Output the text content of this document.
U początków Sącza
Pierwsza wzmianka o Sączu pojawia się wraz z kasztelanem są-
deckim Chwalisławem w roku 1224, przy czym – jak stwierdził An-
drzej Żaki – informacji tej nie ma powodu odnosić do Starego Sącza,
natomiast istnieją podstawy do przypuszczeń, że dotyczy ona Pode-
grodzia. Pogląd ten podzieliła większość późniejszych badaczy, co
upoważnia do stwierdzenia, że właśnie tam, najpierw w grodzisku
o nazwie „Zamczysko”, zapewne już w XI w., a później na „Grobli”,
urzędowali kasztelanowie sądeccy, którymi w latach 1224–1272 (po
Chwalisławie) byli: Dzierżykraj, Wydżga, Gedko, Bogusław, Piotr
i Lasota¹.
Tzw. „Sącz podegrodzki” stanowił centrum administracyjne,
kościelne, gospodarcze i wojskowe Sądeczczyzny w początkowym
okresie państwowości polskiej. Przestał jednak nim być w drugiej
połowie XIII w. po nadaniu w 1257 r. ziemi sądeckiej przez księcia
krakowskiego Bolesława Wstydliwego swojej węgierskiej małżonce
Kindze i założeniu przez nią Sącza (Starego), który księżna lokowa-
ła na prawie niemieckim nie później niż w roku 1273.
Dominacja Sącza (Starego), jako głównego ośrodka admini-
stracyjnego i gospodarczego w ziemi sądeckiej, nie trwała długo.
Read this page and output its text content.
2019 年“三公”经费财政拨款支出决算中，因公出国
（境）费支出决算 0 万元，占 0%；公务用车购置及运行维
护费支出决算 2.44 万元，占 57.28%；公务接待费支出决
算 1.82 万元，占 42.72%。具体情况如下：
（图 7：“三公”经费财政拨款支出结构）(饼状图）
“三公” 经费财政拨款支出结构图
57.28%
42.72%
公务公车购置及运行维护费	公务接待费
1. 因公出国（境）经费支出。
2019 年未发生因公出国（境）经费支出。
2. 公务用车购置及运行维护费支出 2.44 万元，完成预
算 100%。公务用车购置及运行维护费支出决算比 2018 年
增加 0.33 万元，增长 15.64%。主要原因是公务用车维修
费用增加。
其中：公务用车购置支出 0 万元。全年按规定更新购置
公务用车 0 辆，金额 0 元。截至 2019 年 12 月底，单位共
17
-=-=-
Output each entry precisely as given.

§ Final result
Output the text content of this document.
U początków Sącza
Pierwsza wzmianka o Sączu pojawia się wraz z kasztelanem są-
deckim Chwalisławem w roku 1224, przy czym – jak stwierdził An-
drzej Żaki – informacji tej nie ma powodu odnosić do Starego Sącza,
natomiast istnieją podstawy do przypuszczeń, że dotyczy ona Pode-
grodzia. Pogląd ten podzieliła większość późniejszych badaczy, co
upoważnia do stwierdzenia, że właśnie tam, najpierw w grodzisku
o nazwie „Zamczysko”, zapewne już w XI w., a później na „Grobli”,
urzędowali kasztelanowie sądeccy, którymi w latach 1224–1272 (po
Chwalisławie) byli: Dzierżykraj, Wydżga, Gedko, Bogusław, Piotr
i Lasota¹.
Tzw. „Sącz podegrodzki” stanowił centrum administracyjne,
kościelne, gospodarcze i wojskowe Sądeczczyzny w początkowym
okresie państwowości polskiej. Przestał jednak nim być w drugiej
połowie XIII w. po nadaniu w 1257 r. ziemi sądeckiej przez księcia
krakowskiego Bolesława Wstydliwego swojej węgierskiej małżonce
Kindze i założeniu przez nią Sącza (Starego), który księżna lokowa-
ła na prawie niemieckim nie później niż w roku 1273.
Dominacja Sącza (Starego), jako głównego ośrodka admini-
stracyjnego i gospodarczego w ziemi sądeckiej, nie trwała długo.
Read this page and output its text content.
2019 年“三公”经费财政拨款支出决算中，因公出国
（境）费支出决算 0 万元，占 0%；公务用车购置及运行维
护费支出决算 2.44 万元，占 57.28%；公务接待费支出决
算 1.82 万元，占 42.72%。具体情况如下：
（图 7：“三公”经费财政拨款支出结构）(饼状图）
“三公” 经费财政拨款支出结构图
57.28%
42.72%
公务公车购置及运行维护费	公务接待费
1. 因公出国（境）经费支出。
2019 年未发生因公出国（境）经费支出。
2. 公务用车购置及运行维护费支出 2.44 万元，完成预
算 100%。公务用车购置及运行维护费支出决算比 2018 年
增加 0.33 万元，增长 15.64%。主要原因是公务用车维修
费用增加。
其中：公务用车购置支出 0 万元。全年按规定更新购置
公务用车 0 辆，金额 0 元。截至 2019 年 12 月底，单位共
17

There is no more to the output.